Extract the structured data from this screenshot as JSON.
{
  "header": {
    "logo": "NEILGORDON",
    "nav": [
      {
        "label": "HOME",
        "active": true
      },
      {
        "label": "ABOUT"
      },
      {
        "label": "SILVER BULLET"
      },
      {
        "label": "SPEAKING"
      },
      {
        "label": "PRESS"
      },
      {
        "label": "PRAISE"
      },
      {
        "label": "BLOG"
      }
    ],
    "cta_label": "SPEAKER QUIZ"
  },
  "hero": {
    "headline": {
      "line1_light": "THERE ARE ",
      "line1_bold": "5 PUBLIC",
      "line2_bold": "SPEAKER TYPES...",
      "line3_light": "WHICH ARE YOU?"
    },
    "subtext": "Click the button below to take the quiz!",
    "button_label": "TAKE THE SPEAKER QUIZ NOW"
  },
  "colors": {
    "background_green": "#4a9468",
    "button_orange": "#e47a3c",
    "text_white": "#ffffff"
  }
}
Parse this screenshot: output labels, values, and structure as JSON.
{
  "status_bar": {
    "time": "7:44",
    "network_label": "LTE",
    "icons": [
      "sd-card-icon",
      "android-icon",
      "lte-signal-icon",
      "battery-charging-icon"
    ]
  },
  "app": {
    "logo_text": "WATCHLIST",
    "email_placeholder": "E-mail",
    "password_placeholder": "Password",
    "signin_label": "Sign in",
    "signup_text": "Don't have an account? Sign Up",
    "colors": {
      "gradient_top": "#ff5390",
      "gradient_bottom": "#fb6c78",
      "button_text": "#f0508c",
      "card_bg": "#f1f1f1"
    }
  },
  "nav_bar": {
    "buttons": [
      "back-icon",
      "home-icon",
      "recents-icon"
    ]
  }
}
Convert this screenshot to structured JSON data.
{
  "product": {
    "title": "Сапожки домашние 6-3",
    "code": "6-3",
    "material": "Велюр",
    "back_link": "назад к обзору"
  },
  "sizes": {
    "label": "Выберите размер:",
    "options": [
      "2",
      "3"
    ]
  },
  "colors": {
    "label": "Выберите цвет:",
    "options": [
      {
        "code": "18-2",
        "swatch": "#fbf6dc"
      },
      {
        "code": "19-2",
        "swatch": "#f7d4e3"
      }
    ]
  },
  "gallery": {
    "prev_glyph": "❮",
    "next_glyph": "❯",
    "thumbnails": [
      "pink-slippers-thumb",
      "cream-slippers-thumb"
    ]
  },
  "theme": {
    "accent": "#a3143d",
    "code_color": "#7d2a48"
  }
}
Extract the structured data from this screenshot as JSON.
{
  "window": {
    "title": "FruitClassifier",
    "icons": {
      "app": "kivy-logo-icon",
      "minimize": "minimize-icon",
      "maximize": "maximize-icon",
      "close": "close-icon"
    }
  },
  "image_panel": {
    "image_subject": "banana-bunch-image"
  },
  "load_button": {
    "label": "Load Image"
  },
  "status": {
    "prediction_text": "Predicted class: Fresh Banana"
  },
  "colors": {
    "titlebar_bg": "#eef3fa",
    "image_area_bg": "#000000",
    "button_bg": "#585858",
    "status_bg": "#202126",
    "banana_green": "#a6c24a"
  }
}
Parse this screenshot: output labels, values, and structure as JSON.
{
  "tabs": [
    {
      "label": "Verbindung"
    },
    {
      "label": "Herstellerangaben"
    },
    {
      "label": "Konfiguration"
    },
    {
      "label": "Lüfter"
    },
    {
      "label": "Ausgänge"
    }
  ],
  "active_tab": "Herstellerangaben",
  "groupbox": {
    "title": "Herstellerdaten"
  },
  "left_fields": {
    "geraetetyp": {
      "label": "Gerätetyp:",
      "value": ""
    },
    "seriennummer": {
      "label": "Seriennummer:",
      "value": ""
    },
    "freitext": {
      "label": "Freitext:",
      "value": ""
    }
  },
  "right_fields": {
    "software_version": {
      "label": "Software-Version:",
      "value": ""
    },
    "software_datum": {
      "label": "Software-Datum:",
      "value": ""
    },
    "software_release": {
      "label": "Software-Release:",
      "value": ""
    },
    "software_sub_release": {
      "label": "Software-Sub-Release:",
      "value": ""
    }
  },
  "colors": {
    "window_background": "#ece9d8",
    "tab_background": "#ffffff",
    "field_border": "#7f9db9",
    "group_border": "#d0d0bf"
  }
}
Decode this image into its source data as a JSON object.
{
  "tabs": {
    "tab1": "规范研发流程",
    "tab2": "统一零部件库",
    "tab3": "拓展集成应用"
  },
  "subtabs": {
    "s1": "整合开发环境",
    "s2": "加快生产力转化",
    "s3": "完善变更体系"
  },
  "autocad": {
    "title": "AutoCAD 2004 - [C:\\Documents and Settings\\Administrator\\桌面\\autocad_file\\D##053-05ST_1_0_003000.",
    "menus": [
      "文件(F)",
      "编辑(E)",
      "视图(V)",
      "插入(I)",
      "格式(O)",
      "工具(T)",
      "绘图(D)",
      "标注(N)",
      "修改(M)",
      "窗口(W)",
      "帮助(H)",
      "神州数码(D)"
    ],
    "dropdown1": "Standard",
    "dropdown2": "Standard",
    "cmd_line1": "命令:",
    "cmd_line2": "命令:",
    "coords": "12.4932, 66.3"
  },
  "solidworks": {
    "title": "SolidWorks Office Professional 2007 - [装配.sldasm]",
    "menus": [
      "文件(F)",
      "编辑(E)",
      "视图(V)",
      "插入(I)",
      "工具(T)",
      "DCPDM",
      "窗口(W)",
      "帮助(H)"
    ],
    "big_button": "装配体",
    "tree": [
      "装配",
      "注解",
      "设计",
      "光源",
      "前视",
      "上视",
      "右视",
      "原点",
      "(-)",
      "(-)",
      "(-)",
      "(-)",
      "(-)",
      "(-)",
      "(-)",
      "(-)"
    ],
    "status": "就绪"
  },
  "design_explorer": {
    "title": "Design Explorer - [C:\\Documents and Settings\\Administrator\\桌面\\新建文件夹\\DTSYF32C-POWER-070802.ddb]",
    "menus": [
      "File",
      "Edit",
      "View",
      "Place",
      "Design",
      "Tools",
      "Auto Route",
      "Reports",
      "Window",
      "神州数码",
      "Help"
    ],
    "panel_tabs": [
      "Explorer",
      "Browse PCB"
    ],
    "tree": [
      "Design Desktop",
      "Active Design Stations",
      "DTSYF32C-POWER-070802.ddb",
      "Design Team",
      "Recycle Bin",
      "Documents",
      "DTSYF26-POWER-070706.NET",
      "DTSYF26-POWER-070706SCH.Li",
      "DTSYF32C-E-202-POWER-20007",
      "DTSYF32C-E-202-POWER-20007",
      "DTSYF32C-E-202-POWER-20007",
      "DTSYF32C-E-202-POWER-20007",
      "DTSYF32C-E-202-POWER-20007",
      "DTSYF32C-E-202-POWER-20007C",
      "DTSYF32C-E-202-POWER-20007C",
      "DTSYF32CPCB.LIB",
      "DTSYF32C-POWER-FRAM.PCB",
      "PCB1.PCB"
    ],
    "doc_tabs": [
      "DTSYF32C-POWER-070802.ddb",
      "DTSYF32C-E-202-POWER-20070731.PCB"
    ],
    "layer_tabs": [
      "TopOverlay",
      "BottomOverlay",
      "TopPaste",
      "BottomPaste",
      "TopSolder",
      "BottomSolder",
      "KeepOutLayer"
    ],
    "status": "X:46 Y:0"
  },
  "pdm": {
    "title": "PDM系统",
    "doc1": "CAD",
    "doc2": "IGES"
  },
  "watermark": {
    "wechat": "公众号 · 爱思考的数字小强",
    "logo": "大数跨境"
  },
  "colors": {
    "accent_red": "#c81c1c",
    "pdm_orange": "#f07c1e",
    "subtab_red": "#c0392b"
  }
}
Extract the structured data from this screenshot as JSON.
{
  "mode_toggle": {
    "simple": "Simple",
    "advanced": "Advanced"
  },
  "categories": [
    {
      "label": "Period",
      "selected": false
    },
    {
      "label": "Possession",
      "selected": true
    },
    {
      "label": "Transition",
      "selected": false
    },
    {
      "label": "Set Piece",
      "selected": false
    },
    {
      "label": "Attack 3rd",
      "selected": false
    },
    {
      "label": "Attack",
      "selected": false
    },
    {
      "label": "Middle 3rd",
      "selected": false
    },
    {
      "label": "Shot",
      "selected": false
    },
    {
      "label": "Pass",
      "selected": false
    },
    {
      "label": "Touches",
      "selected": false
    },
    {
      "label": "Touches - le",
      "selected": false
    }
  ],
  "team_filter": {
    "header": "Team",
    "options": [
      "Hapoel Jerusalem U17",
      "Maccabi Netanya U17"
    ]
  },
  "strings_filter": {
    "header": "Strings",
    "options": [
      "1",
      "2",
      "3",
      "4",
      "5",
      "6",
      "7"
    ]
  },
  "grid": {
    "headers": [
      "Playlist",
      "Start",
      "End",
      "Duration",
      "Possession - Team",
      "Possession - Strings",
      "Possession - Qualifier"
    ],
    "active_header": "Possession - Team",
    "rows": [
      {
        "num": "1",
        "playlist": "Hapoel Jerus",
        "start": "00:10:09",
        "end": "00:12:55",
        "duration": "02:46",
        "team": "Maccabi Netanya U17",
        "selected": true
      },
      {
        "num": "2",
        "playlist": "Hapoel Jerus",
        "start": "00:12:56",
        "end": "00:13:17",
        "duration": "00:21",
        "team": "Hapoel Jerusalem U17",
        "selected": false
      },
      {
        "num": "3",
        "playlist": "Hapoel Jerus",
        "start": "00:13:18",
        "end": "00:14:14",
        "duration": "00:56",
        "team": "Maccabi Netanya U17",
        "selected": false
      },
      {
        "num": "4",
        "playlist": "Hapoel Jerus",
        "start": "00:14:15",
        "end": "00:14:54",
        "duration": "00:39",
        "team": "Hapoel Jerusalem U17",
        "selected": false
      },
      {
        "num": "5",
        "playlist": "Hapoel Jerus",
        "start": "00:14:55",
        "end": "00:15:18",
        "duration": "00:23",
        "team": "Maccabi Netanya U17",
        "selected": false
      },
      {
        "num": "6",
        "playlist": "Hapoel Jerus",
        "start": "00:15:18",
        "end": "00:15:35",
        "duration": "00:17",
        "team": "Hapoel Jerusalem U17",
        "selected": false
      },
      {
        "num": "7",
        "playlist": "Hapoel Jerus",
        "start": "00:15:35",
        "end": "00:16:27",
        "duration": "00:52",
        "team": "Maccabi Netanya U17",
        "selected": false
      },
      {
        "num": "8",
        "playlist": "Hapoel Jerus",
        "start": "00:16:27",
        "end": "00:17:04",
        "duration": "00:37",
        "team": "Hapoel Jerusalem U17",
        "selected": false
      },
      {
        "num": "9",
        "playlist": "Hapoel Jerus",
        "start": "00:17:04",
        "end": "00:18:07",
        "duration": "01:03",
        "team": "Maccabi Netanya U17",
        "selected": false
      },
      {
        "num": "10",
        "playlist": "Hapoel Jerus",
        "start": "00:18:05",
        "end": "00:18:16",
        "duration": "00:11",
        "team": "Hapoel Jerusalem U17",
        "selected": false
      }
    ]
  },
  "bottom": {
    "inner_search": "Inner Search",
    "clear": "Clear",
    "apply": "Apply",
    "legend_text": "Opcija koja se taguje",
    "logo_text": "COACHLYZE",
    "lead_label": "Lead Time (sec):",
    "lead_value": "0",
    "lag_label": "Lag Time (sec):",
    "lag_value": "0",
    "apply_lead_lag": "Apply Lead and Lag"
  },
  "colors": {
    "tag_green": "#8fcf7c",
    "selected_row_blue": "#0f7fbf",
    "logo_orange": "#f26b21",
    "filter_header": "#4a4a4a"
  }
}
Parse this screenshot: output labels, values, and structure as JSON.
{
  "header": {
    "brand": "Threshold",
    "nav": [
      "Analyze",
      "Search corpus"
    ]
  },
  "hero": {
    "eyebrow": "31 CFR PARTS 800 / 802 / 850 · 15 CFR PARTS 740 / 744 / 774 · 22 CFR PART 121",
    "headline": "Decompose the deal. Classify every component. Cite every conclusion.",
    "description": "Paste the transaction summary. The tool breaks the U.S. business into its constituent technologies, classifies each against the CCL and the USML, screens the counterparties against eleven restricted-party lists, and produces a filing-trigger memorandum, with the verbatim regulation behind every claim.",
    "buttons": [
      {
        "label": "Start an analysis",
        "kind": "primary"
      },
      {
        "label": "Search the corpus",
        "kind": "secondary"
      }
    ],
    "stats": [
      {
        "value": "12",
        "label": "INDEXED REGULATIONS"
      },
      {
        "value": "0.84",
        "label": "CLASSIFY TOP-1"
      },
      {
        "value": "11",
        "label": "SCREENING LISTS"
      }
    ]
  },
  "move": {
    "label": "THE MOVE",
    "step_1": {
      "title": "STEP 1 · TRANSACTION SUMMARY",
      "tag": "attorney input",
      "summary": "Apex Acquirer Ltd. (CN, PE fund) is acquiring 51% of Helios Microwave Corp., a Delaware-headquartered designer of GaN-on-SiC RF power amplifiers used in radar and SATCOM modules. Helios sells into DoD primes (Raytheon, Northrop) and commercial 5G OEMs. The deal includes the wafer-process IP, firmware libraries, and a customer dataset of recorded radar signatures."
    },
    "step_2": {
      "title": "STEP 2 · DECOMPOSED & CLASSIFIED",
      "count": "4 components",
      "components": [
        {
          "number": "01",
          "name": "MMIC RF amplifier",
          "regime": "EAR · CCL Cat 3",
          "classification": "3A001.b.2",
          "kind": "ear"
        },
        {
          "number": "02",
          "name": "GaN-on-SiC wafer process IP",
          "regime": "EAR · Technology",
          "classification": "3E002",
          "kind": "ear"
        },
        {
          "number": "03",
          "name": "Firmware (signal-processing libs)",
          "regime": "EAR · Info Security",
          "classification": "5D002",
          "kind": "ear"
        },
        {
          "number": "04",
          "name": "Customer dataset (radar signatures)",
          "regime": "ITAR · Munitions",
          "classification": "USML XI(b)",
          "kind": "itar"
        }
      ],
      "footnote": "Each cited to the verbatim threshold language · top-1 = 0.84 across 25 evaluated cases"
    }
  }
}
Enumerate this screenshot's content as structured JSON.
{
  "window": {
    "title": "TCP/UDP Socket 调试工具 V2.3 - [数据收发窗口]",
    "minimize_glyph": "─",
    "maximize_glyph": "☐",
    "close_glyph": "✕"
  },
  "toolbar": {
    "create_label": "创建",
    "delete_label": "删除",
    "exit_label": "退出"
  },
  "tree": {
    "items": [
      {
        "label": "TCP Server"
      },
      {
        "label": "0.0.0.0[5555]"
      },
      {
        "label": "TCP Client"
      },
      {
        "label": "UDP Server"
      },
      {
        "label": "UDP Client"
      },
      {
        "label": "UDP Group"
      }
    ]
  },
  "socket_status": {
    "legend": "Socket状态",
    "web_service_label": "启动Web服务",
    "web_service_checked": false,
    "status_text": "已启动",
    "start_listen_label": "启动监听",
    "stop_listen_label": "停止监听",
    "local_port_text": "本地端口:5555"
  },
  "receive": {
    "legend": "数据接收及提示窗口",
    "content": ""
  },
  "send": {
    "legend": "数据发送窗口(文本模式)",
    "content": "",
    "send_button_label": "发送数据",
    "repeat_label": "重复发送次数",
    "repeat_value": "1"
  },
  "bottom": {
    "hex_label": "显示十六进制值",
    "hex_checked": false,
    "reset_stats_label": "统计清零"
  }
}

- GIVEN REQUEST
Scan the listing above and copy all lines containing the word "deal".

- SOLUTION FOR THIS EXERCISE
    "headline": "Decompose the deal. Classify every component. Cite every conclusion.",
      "summary": "Apex Acquirer Ltd. (CN, PE fund) is acquiring 51% of Helios Microwave Corp., a Delaware-headquartered designer of GaN-on-SiC RF power amplifiers used in radar and SATCOM modules. Helios sells into DoD primes (Raytheon, Northrop) and commercial 5G OEMs. The deal includes the wafer-process IP, firmware libraries, and a customer dataset of recorded radar signatures."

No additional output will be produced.